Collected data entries
________________
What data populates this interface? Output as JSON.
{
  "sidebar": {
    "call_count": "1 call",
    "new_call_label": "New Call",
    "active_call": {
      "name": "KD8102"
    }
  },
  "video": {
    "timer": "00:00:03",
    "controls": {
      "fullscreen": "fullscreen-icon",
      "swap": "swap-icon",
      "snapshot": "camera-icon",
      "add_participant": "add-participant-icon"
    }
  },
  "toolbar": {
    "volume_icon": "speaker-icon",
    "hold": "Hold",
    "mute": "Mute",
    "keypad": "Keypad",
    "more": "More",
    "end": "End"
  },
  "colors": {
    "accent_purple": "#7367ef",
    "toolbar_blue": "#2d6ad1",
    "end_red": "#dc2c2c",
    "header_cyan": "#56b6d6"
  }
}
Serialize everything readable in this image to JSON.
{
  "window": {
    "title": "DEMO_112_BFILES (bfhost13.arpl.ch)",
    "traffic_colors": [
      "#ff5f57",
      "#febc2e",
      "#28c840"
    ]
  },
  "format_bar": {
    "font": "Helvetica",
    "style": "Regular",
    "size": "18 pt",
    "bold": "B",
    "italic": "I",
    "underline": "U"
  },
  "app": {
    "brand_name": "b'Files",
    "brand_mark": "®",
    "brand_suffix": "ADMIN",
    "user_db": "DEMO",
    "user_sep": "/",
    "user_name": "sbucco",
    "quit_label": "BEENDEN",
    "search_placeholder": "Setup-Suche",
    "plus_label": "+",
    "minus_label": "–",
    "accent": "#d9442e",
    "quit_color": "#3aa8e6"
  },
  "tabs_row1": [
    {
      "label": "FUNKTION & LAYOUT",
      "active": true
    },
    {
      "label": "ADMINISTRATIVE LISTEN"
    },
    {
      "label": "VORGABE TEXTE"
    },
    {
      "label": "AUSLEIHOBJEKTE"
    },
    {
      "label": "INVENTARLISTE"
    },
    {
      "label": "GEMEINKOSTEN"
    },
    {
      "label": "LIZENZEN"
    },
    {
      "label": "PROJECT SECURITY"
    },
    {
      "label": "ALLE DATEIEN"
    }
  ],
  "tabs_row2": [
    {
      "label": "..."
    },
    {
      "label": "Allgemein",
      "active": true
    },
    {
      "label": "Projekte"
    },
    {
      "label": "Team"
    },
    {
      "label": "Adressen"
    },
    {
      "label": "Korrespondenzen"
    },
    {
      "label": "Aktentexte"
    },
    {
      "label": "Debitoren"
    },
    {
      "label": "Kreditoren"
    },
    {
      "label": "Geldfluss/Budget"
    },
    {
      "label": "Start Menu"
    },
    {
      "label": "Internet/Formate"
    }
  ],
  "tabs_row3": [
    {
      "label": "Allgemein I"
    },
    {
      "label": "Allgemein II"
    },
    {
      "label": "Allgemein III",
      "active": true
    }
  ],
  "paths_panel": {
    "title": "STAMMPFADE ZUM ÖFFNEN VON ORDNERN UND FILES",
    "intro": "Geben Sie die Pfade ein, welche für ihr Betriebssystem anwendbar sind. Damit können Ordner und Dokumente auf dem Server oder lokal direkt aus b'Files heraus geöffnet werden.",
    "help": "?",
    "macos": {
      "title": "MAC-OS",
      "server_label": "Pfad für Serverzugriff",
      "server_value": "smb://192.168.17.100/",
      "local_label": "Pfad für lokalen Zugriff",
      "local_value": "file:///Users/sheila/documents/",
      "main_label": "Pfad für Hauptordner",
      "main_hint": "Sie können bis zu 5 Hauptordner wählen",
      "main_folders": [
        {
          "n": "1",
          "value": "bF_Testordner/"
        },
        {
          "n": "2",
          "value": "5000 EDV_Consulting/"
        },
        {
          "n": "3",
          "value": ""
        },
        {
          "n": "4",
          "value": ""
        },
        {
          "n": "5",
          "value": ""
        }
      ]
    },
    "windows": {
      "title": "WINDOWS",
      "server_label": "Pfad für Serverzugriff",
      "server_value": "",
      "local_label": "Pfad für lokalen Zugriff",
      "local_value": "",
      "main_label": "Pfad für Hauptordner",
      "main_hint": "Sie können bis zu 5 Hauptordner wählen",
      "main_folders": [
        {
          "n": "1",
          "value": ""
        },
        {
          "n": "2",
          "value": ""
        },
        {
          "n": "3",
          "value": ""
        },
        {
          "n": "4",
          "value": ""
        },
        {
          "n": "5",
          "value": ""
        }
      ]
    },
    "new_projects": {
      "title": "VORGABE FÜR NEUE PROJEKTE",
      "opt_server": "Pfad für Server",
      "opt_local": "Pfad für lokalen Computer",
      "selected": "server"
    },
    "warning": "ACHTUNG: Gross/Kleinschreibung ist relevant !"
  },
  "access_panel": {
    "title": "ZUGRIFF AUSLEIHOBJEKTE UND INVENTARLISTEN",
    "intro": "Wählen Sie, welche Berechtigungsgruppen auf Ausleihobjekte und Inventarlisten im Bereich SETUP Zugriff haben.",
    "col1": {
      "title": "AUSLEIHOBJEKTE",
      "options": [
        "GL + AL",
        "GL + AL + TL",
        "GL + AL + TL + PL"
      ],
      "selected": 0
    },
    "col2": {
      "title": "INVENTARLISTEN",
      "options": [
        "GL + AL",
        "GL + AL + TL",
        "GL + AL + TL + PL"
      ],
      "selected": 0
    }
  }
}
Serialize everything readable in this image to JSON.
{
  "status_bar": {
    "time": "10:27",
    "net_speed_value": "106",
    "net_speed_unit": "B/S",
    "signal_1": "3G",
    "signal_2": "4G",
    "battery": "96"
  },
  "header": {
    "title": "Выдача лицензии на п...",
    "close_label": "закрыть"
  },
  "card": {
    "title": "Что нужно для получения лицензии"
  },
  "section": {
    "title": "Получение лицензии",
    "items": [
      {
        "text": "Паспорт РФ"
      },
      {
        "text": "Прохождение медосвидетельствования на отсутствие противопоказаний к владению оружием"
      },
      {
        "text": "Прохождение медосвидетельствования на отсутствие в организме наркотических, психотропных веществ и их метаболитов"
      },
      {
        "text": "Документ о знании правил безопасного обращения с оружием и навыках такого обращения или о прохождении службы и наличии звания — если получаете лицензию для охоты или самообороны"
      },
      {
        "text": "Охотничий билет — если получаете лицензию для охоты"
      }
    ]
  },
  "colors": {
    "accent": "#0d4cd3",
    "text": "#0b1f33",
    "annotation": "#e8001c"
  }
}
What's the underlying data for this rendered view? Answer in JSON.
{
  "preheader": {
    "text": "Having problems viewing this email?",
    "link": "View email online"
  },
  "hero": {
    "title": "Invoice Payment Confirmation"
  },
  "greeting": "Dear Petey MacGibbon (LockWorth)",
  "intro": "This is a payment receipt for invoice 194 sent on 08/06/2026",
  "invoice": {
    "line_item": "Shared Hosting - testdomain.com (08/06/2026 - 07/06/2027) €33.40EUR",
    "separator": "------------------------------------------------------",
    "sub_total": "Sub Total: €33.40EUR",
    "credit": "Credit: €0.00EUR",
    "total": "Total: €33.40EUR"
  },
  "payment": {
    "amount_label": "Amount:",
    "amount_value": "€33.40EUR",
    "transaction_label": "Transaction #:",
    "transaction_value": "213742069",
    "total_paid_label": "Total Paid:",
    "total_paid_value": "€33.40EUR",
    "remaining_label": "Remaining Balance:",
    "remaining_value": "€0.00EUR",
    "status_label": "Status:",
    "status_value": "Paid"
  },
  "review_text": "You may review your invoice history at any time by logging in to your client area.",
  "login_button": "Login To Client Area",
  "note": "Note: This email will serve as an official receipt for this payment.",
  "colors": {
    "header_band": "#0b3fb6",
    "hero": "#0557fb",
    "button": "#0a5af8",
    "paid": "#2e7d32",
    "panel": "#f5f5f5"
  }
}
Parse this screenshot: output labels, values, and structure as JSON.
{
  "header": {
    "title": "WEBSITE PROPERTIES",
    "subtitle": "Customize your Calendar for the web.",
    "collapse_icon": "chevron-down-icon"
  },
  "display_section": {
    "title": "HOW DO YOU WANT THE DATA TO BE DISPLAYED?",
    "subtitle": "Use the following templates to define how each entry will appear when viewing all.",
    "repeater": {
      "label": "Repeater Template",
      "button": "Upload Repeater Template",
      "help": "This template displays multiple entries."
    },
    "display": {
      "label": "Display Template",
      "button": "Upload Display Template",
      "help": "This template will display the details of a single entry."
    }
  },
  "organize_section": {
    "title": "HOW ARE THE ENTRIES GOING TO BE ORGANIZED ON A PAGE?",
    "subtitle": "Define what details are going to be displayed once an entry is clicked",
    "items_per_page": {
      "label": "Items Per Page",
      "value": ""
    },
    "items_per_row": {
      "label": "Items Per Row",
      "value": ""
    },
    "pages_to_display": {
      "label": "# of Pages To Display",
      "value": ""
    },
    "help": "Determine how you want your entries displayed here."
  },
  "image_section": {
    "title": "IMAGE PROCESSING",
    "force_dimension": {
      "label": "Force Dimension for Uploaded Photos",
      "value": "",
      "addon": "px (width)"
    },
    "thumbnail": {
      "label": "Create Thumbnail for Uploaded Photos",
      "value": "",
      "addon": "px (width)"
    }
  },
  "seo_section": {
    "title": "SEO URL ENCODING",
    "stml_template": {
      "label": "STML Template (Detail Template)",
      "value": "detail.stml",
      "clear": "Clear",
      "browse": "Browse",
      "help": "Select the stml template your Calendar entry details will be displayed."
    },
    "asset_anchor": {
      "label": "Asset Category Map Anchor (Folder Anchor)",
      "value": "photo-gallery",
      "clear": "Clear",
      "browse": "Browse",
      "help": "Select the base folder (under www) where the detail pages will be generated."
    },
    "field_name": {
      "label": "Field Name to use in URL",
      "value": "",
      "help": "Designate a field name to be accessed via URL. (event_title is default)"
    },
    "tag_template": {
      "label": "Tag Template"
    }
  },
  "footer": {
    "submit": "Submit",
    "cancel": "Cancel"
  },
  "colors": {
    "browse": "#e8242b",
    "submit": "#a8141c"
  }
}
________________
Scan the entries above for the word "JSON" and collect each line holding it.

**SOLUTION**
What data populates this interface? Output as JSON.
Serialize everything readable in this image to JSON.
Serialize everything readable in this image to JSON.
What's the underlying data for this rendered view? Answer in JSON.
Parse this screenshot: output labels, values, and structure as JSON.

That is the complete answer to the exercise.